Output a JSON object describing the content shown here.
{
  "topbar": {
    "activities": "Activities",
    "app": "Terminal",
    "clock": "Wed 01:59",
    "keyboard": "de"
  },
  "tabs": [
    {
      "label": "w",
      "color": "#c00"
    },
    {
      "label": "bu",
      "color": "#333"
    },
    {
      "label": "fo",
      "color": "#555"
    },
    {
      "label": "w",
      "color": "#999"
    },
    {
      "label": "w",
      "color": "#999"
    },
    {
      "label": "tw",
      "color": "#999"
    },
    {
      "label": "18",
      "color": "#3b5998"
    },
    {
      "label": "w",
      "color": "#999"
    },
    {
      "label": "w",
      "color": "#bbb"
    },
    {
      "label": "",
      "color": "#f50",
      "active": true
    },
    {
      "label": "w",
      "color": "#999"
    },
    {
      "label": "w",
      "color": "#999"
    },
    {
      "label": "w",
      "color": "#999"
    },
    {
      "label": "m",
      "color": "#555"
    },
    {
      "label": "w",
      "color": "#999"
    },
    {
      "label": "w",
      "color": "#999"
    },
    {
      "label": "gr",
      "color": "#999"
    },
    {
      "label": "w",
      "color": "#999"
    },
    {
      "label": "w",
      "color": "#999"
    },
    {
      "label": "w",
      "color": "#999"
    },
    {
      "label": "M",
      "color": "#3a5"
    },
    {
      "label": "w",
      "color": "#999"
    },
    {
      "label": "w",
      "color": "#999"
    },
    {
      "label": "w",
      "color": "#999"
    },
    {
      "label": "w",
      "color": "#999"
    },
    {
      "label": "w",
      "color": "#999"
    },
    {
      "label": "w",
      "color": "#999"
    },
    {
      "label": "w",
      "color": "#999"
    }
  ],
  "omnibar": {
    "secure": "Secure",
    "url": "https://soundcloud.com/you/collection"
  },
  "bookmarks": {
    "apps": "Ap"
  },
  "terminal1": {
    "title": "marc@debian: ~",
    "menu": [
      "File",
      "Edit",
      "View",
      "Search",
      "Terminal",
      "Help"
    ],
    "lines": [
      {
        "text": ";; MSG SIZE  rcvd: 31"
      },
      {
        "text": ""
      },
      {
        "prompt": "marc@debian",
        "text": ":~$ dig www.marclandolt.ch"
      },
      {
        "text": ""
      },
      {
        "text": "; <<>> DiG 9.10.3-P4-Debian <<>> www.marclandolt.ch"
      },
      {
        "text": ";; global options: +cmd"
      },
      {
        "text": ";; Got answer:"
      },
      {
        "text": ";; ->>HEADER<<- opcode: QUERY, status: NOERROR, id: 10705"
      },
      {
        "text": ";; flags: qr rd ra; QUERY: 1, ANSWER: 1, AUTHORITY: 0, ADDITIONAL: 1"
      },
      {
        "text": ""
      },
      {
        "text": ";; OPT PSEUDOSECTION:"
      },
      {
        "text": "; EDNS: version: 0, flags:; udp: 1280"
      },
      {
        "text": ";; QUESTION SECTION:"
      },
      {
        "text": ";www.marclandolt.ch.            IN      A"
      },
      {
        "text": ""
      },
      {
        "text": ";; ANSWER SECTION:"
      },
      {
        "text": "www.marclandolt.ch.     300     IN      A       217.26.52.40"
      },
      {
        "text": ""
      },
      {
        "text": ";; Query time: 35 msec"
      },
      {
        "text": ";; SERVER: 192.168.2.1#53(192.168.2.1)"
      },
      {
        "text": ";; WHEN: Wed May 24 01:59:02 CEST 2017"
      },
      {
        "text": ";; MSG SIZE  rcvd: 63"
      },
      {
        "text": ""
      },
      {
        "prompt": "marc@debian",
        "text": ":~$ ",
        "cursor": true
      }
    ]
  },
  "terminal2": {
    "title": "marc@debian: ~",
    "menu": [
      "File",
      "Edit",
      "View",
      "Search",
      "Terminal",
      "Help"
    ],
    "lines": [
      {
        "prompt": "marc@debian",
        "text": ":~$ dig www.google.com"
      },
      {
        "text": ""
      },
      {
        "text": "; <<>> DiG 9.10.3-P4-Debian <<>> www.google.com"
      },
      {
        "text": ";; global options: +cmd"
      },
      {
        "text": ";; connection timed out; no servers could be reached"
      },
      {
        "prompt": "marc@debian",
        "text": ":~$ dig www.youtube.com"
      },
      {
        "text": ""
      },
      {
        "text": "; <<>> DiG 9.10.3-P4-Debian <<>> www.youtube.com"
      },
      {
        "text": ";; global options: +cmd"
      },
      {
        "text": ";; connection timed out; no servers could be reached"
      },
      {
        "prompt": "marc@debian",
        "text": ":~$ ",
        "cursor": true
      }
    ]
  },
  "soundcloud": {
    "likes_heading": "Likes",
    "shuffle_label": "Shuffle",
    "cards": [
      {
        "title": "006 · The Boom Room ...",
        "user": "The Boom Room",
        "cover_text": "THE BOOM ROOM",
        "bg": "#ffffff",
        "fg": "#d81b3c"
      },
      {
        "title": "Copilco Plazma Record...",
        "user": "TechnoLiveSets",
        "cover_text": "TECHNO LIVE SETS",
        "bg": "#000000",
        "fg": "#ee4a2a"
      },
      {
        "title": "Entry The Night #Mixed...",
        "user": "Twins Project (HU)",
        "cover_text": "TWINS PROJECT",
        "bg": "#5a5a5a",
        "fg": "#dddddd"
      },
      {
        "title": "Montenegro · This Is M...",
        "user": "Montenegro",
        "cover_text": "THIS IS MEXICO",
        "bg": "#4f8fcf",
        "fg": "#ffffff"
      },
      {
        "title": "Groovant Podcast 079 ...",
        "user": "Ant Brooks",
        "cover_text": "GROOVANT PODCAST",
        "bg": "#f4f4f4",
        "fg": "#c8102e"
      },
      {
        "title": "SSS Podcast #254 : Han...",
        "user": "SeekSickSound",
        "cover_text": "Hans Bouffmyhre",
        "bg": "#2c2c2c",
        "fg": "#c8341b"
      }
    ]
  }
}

::::::

* BRIEF: The records above should be duplicated in full, exactly as given.

* RIGHT ANSWER:
Output a JSON object describing the content shown here.
{
  "topbar": {
    "activities": "Activities",
    "app": "Terminal",
    "clock": "Wed 01:59",
    "keyboard": "de"
  },
  "tabs": [
    {
      "label": "w",
      "color": "#c00"
    },
    {
      "label": "bu",
      "color": "#333"
    },
    {
      "label": "fo",
      "color": "#555"
    },
    {
      "label": "w",
      "color": "#999"
    },
    {
      "label": "w",
      "color": "#999"
    },
    {
      "label": "tw",
      "color": "#999"
    },
    {
      "label": "18",
      "color": "#3b5998"
    },
    {
      "label": "w",
      "color": "#999"
    },
    {
      "label": "w",
      "color": "#bbb"
    },
    {
      "label": "",
      "color": "#f50",
      "active": true
    },
    {
      "label": "w",
      "color": "#999"
    },
    {
      "label": "w",
      "color": "#999"
    },
    {
      "label": "w",
      "color": "#999"
    },
    {
      "label": "m",
      "color": "#555"
    },
    {
      "label": "w",
      "color": "#999"
    },
    {
      "label": "w",
      "color": "#999"
    },
    {
      "label": "gr",
      "color": "#999"
    },
    {
      "label": "w",
      "color": "#999"
    },
    {
      "label": "w",
      "color": "#999"
    },
    {
      "label": "w",
      "color": "#999"
    },
    {
      "label": "M",
      "color": "#3a5"
    },
    {
      "label": "w",
      "color": "#999"
    },
    {
      "label": "w",
      "color": "#999"
    },
    {
      "label": "w",
      "color": "#999"
    },
    {
      "label": "w",
      "color": "#999"
    },
    {
      "label": "w",
      "color": "#999"
    },
    {
      "label": "w",
      "color": "#999"
    },
    {
      "label": "w",
      "color": "#999"
    }
  ],
  "omnibar": {
    "secure": "Secure",
    "url": "https://soundcloud.com/you/collection"
  },
  "bookmarks": {
    "apps": "Ap"
  },
  "terminal1": {
    "title": "marc@debian: ~",
    "menu": [
      "File",
      "Edit",
      "View",
      "Search",
      "Terminal",
      "Help"
    ],
    "lines": [
      {
        "text": ";; MSG SIZE  rcvd: 31"
      },
      {
        "text": ""
      },
      {
        "prompt": "marc@debian",
        "text": ":~$ dig www.marclandolt.ch"
      },
      {
        "text": ""
      },
      {
        "text": "; <<>> DiG 9.10.3-P4-Debian <<>> www.marclandolt.ch"
      },
      {
        "text": ";; global options: +cmd"
      },
      {
        "text": ";; Got answer:"
      },
      {
        "text": ";; ->>HEADER<<- opcode: QUERY, status: NOERROR, id: 10705"
      },
      {
        "text": ";; flags: qr rd ra; QUERY: 1, ANSWER: 1, AUTHORITY: 0, ADDITIONAL: 1"
      },
      {
        "text": ""
      },
      {
        "text": ";; OPT PSEUDOSECTION:"
      },
      {
        "text": "; EDNS: version: 0, flags:; udp: 1280"
      },
      {
        "text": ";; QUESTION SECTION:"
      },
      {
        "text": ";www.marclandolt.ch.            IN      A"
      },
      {
        "text": ""
      },
      {
        "text": ";; ANSWER SECTION:"
      },
      {
        "text": "www.marclandolt.ch.     300     IN      A       217.26.52.40"
      },
      {
        "text": ""
      },
      {
        "text": ";; Query time: 35 msec"
      },
      {
        "text": ";; SERVER: 192.168.2.1#53(192.168.2.1)"
      },
      {
        "text": ";; WHEN: Wed May 24 01:59:02 CEST 2017"
      },
      {
        "text": ";; MSG SIZE  rcvd: 63"
      },
      {
        "text": ""
      },
      {
        "prompt": "marc@debian",
        "text": ":~$ ",
        "cursor": true
      }
    ]
  },
  "terminal2": {
    "title": "marc@debian: ~",
    "menu": [
      "File",
      "Edit",
      "View",
      "Search",
      "Terminal",
      "Help"
    ],
    "lines": [
      {
        "prompt": "marc@debian",
        "text": ":~$ dig www.google.com"
      },
      {
        "text": ""
      },
      {
        "text": "; <<>> DiG 9.10.3-P4-Debian <<>> www.google.com"
      },
      {
        "text": ";; global options: +cmd"
      },
      {
        "text": ";; connection timed out; no servers could be reached"
      },
      {
        "prompt": "marc@debian",
        "text": ":~$ dig www.youtube.com"
      },
      {
        "text": ""
      },
      {
        "text": "; <<>> DiG 9.10.3-P4-Debian <<>> www.youtube.com"
      },
      {
        "text": ";; global options: +cmd"
      },
      {
        "text": ";; connection timed out; no servers could be reached"
      },
      {
        "prompt": "marc@debian",
        "text": ":~$ ",
        "cursor": true
      }
    ]
  },
  "soundcloud": {
    "likes_heading": "Likes",
    "shuffle_label": "Shuffle",
    "cards": [
      {
        "title": "006 · The Boom Room ...",
        "user": "The Boom Room",
        "cover_text": "THE BOOM ROOM",
        "bg": "#ffffff",
        "fg": "#d81b3c"
      },
      {
        "title": "Copilco Plazma Record...",
        "user": "TechnoLiveSets",
        "cover_text": "TECHNO LIVE SETS",
        "bg": "#000000",
        "fg": "#ee4a2a"
      },
      {
        "title": "Entry The Night #Mixed...",
        "user": "Twins Project (HU)",
        "cover_text": "TWINS PROJECT",
        "bg": "#5a5a5a",
        "fg": "#dddddd"
      },
      {
        "title": "Montenegro · This Is M...",
        "user": "Montenegro",
        "cover_text": "THIS IS MEXICO",
        "bg": "#4f8fcf",
        "fg": "#ffffff"
      },
      {
        "title": "Groovant Podcast 079 ...",
        "user": "Ant Brooks",
        "cover_text": "GROOVANT PODCAST",
        "bg": "#f4f4f4",
        "fg": "#c8102e"
      },
      {
        "title": "SSS Podcast #254 : Han...",
        "user": "SeekSickSound",
        "cover_text": "Hans Bouffmyhre",
        "bg": "#2c2c2c",
        "fg": "#c8341b"
      }
    ]
  }
}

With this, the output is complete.